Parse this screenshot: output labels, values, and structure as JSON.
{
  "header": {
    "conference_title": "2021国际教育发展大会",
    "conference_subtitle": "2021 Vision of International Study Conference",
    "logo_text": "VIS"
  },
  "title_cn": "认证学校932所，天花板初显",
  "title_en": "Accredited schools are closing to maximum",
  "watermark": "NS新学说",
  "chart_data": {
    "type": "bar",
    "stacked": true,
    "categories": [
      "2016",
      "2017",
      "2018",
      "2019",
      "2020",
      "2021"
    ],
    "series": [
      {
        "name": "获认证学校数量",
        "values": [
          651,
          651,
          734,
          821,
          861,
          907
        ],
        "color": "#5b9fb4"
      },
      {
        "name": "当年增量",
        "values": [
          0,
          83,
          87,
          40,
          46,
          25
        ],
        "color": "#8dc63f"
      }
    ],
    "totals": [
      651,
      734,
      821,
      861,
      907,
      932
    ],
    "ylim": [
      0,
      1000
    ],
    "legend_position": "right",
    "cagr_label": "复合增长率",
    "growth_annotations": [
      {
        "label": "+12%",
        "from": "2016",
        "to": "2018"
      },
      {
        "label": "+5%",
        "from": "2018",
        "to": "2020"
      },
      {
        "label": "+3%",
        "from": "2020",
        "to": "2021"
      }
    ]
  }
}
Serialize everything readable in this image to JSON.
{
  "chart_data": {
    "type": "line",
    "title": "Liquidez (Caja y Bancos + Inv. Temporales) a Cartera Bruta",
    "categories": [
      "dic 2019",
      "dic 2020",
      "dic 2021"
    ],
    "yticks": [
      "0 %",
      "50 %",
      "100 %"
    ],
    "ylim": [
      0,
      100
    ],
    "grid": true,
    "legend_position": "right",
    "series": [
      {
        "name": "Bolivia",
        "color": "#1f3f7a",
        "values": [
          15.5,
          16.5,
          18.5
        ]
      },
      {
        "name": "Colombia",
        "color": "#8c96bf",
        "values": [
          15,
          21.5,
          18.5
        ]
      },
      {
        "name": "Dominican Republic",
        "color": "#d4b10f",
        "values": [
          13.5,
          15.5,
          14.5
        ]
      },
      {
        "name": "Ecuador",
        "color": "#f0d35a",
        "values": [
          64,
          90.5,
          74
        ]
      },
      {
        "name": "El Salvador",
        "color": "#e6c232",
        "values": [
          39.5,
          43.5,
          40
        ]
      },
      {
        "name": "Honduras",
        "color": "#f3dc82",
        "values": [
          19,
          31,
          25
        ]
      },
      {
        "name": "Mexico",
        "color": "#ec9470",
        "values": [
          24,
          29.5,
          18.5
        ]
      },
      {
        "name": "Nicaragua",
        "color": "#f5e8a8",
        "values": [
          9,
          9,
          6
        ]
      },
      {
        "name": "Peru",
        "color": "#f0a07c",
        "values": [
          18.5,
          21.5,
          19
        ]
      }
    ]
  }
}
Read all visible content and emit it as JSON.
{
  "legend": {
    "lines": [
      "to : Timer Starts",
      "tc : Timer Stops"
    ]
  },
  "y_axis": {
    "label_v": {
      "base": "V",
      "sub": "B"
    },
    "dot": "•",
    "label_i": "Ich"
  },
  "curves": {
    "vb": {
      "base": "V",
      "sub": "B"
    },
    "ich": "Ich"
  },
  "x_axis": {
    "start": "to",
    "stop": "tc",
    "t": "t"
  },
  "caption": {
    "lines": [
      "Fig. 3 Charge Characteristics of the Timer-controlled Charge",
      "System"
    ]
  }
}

- Goal of the exercise -
Make an exact copy of the records.

- Output of the exercise -
Parse this screenshot: output labels, values, and structure as JSON.
{
  "header": {
    "conference_title": "2021国际教育发展大会",
    "conference_subtitle": "2021 Vision of International Study Conference",
    "logo_text": "VIS"
  },
  "title_cn": "认证学校932所，天花板初显",
  "title_en": "Accredited schools are closing to maximum",
  "watermark": "NS新学说",
  "chart_data": {
    "type": "bar",
    "stacked": true,
    "categories": [
      "2016",
      "2017",
      "2018",
      "2019",
      "2020",
      "2021"
    ],
    "series": [
      {
        "name": "获认证学校数量",
        "values": [
          651,
          651,
          734,
          821,
          861,
          907
        ],
        "color": "#5b9fb4"
      },
      {
        "name": "当年增量",
        "values": [
          0,
          83,
          87,
          40,
          46,
          25
        ],
        "color": "#8dc63f"
      }
    ],
    "totals": [
      651,
      734,
      821,
      861,
      907,
      932
    ],
    "ylim": [
      0,
      1000
    ],
    "legend_position": "right",
    "cagr_label": "复合增长率",
    "growth_annotations": [
      {
        "label": "+12%",
        "from": "2016",
        "to": "2018"
      },
      {
        "label": "+5%",
        "from": "2018",
        "to": "2020"
      },
      {
        "label": "+3%",
        "from": "2020",
        "to": "2021"
      }
    ]
  }
}
Serialize everything readable in this image to JSON.
{
  "chart_data": {
    "type": "line",
    "title": "Liquidez (Caja y Bancos + Inv. Temporales) a Cartera Bruta",
    "categories": [
      "dic 2019",
      "dic 2020",
      "dic 2021"
    ],
    "yticks": [
      "0 %",
      "50 %",
      "100 %"
    ],
    "ylim": [
      0,
      100
    ],
    "grid": true,
    "legend_position": "right",
    "series": [
      {
        "name": "Bolivia",
        "color": "#1f3f7a",
        "values": [
          15.5,
          16.5,
          18.5
        ]
      },
      {
        "name": "Colombia",
        "color": "#8c96bf",
        "values": [
          15,
          21.5,
          18.5
        ]
      },
      {
        "name": "Dominican Republic",
        "color": "#d4b10f",
        "values": [
          13.5,
          15.5,
          14.5
        ]
      },
      {
        "name": "Ecuador",
        "color": "#f0d35a",
        "values": [
          64,
          90.5,
          74
        ]
      },
      {
        "name": "El Salvador",
        "color": "#e6c232",
        "values": [
          39.5,
          43.5,
          40
        ]
      },
      {
        "name": "Honduras",
        "color": "#f3dc82",
        "values": [
          19,
          31,
          25
        ]
      },
      {
        "name": "Mexico",
        "color": "#ec9470",
        "values": [
          24,
          29.5,
          18.5
        ]
      },
      {
        "name": "Nicaragua",
        "color": "#f5e8a8",
        "values": [
          9,
          9,
          6
        ]
      },
      {
        "name": "Peru",
        "color": "#f0a07c",
        "values": [
          18.5,
          21.5,
          19
        ]
      }
    ]
  }
}
Read all visible content and emit it as JSON.
{
  "legend": {
    "lines": [
      "to : Timer Starts",
      "tc : Timer Stops"
    ]
  },
  "y_axis": {
    "label_v": {
      "base": "V",
      "sub": "B"
    },
    "dot": "•",
    "label_i": "Ich"
  },
  "curves": {
    "vb": {
      "base": "V",
      "sub": "B"
    },
    "ich": "Ich"
  },
  "x_axis": {
    "start": "to",
    "stop": "tc",
    "t": "t"
  },
  "caption": {
    "lines": [
      "Fig. 3 Charge Characteristics of the Timer-controlled Charge",
      "System"
    ]
  }
}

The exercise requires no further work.